— Extrait du texte —
[kuSé dâ le li o pwa vèr] (loc. psyché. SOMM.)
Quand les expressions surannées sonnent comme une chanson psychédélique anglaise écrite sous psychotropes¹, il y a de l’esprit beatnik à la création. C’est certain.Coucher dans le lit aux pois verts est connue dès la moitié du XIXᵉ, soit à la même période où apparaît le mot beat désignant les galvaudeux et les hobos voyageant dans les wagons de marchandises à travers les États-Unis et l’Europe. Ce n’est évidemment pas un hasard.
Il leur fallait bien une expression à ces provocateurs dédaignant le cinéma des draps blancs pour dormir à la belle étoile, et coucher dans le lit aux pois verts a paru assez doux pour ne pas abîmer leurs rêves de liberté et d’espaces infinis.
Version nocturne de manger une soupe à l’herbe, elle est empreinte de poésie hallucinogène travaillée au champignon du même type avec ses petits pois qui feront une alcôve accueillante, car quiconque s’est jamais étendu dans un potager faisant pousser des Prince Albert, des Michaux de Hollande ou des Téléphone à rames sait bien que le pois de printemps ou d’hiver ne constitue pas un matelas confortable. Mais avec la fatigue d’une journée passée à éviter la maréchaussée ou les bonnes gens qui n’aiment pas qu’on suive une autre route qu’eux – et l’aide d’un papier buvard imprégné d’acide lysergique diéthylamide² – les graines dans leur gousse sembleront aussi douces qu’un édredon de plumes.

— Informations extraites —
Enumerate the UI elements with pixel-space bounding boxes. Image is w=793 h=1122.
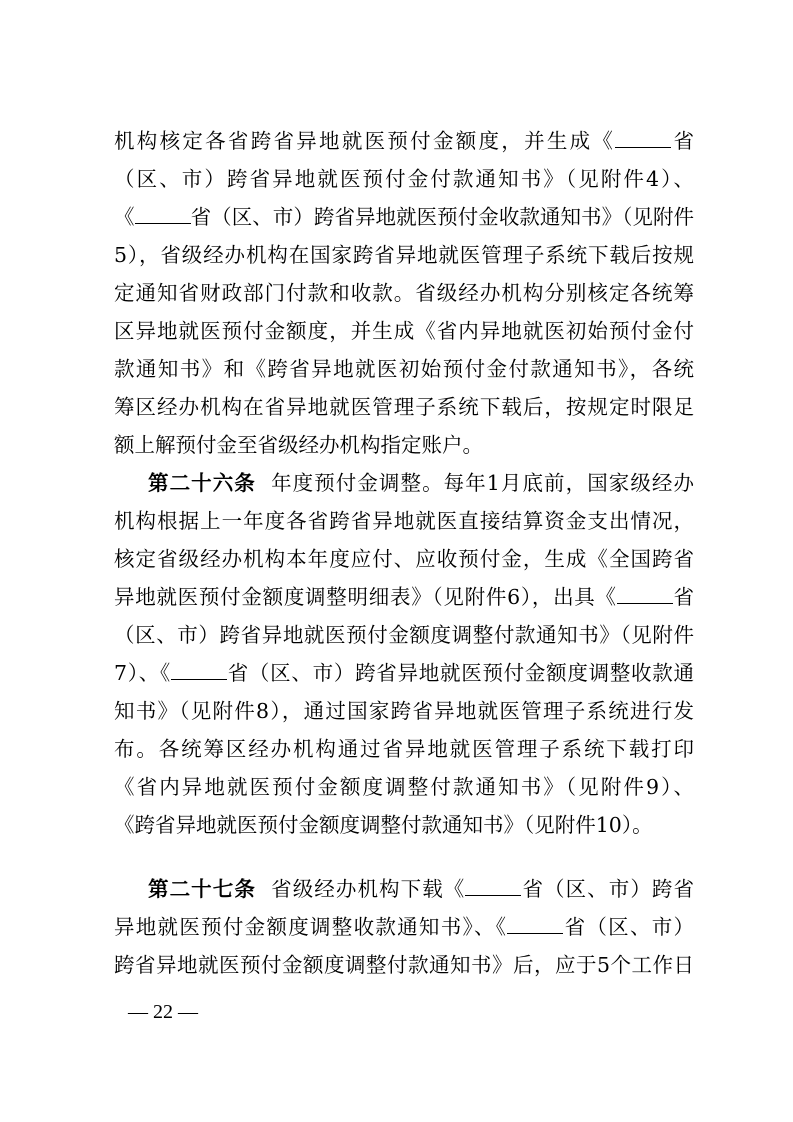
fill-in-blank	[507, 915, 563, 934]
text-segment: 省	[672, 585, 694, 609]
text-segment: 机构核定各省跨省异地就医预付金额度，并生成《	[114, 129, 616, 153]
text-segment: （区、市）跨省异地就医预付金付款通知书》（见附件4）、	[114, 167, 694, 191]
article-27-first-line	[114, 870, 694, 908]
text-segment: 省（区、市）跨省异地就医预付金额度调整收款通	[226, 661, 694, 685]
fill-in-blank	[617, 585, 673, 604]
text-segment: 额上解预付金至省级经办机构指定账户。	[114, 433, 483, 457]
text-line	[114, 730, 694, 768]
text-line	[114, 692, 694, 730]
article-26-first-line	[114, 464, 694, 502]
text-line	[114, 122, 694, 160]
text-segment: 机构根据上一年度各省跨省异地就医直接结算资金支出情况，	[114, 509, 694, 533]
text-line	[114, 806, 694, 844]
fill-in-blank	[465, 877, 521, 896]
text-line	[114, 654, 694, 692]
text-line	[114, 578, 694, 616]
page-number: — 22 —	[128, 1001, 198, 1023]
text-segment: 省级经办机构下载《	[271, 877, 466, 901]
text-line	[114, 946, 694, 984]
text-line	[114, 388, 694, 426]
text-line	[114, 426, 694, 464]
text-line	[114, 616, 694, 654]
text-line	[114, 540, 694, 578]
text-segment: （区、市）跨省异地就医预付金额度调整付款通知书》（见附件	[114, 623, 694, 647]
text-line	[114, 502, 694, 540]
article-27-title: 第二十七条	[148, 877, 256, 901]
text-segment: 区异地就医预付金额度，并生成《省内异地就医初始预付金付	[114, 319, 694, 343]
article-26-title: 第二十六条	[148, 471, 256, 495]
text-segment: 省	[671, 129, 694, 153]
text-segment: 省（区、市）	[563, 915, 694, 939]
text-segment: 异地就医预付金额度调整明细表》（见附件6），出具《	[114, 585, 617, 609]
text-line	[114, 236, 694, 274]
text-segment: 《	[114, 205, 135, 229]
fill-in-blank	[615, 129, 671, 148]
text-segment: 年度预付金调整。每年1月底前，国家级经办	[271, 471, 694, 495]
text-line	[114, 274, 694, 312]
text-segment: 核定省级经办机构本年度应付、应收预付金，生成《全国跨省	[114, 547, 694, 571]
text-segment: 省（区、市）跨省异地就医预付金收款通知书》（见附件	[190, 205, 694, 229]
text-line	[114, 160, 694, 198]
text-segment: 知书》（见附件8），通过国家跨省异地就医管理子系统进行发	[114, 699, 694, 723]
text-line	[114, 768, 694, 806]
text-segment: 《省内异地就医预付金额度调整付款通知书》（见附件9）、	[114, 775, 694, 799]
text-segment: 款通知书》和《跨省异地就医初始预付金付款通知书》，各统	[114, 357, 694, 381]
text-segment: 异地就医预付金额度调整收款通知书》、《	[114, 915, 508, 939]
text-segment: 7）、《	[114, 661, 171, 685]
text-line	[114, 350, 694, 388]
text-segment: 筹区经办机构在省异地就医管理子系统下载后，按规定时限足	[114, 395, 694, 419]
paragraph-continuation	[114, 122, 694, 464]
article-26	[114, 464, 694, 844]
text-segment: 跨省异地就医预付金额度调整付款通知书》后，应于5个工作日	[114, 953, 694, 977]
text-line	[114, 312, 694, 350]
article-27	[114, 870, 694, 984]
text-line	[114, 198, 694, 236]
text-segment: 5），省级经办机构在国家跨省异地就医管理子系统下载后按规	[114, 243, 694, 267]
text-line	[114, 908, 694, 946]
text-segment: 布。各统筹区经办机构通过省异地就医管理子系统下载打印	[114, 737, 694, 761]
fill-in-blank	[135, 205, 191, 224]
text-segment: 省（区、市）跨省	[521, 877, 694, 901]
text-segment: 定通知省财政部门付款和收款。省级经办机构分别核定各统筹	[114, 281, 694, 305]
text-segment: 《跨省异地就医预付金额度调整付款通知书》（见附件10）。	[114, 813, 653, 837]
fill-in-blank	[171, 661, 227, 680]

— Consigne —
Indiquez, d'après l'extrait sur l'expression « coucher dans le lit aux pois verts », à partir de quelle époque cette expression est connue.

— Réponse rédigée —
Elle est connue dès la moitié du XIXᵉ siècle.